[Dataset items]

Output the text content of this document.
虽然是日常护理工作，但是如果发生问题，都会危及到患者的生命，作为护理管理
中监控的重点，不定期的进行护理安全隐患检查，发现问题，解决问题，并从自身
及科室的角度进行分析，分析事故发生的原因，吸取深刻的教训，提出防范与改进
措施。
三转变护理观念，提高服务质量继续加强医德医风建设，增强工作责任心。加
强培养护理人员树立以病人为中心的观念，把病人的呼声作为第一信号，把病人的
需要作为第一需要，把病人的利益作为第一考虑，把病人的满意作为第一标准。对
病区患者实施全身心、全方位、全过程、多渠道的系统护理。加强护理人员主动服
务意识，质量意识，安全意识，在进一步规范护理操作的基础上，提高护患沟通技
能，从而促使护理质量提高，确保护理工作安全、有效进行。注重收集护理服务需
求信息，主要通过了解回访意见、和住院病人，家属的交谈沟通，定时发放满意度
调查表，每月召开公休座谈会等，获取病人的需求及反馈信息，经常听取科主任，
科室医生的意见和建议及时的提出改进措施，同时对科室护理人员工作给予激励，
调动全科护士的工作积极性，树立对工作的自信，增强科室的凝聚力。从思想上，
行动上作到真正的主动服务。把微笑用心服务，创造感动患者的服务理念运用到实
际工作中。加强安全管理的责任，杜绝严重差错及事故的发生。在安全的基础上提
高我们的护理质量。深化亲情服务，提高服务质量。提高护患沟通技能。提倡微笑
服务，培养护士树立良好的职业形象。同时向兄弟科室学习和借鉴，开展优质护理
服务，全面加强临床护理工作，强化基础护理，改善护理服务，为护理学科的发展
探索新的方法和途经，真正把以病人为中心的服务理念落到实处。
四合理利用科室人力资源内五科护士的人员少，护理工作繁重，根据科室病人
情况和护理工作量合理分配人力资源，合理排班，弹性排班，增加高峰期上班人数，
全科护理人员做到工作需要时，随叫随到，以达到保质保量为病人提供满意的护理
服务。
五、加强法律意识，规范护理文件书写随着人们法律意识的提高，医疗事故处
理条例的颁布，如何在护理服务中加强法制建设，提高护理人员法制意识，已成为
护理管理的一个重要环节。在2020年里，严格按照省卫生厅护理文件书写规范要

What you need to do
In full and verbatim, repeat the records given above.

Task answer
Output the text content of this document.
虽然是日常护理工作，但是如果发生问题，都会危及到患者的生命，作为护理管理
中监控的重点，不定期的进行护理安全隐患检查，发现问题，解决问题，并从自身
及科室的角度进行分析，分析事故发生的原因，吸取深刻的教训，提出防范与改进
措施。
三转变护理观念，提高服务质量继续加强医德医风建设，增强工作责任心。加
强培养护理人员树立以病人为中心的观念，把病人的呼声作为第一信号，把病人的
需要作为第一需要，把病人的利益作为第一考虑，把病人的满意作为第一标准。对
病区患者实施全身心、全方位、全过程、多渠道的系统护理。加强护理人员主动服
务意识，质量意识，安全意识，在进一步规范护理操作的基础上，提高护患沟通技
能，从而促使护理质量提高，确保护理工作安全、有效进行。注重收集护理服务需
求信息，主要通过了解回访意见、和住院病人，家属的交谈沟通，定时发放满意度
调查表，每月召开公休座谈会等，获取病人的需求及反馈信息，经常听取科主任，
科室医生的意见和建议及时的提出改进措施，同时对科室护理人员工作给予激励，
调动全科护士的工作积极性，树立对工作的自信，增强科室的凝聚力。从思想上，
行动上作到真正的主动服务。把微笑用心服务，创造感动患者的服务理念运用到实
际工作中。加强安全管理的责任，杜绝严重差错及事故的发生。在安全的基础上提
高我们的护理质量。深化亲情服务，提高服务质量。提高护患沟通技能。提倡微笑
服务，培养护士树立良好的职业形象。同时向兄弟科室学习和借鉴，开展优质护理
服务，全面加强临床护理工作，强化基础护理，改善护理服务，为护理学科的发展
探索新的方法和途经，真正把以病人为中心的服务理念落到实处。
四合理利用科室人力资源内五科护士的人员少，护理工作繁重，根据科室病人
情况和护理工作量合理分配人力资源，合理排班，弹性排班，增加高峰期上班人数，
全科护理人员做到工作需要时，随叫随到，以达到保质保量为病人提供满意的护理
服务。
五、加强法律意识，规范护理文件书写随着人们法律意识的提高，医疗事故处
理条例的颁布，如何在护理服务中加强法制建设，提高护理人员法制意识，已成为
护理管理的一个重要环节。在2020年里，严格按照省卫生厅护理文件书写规范要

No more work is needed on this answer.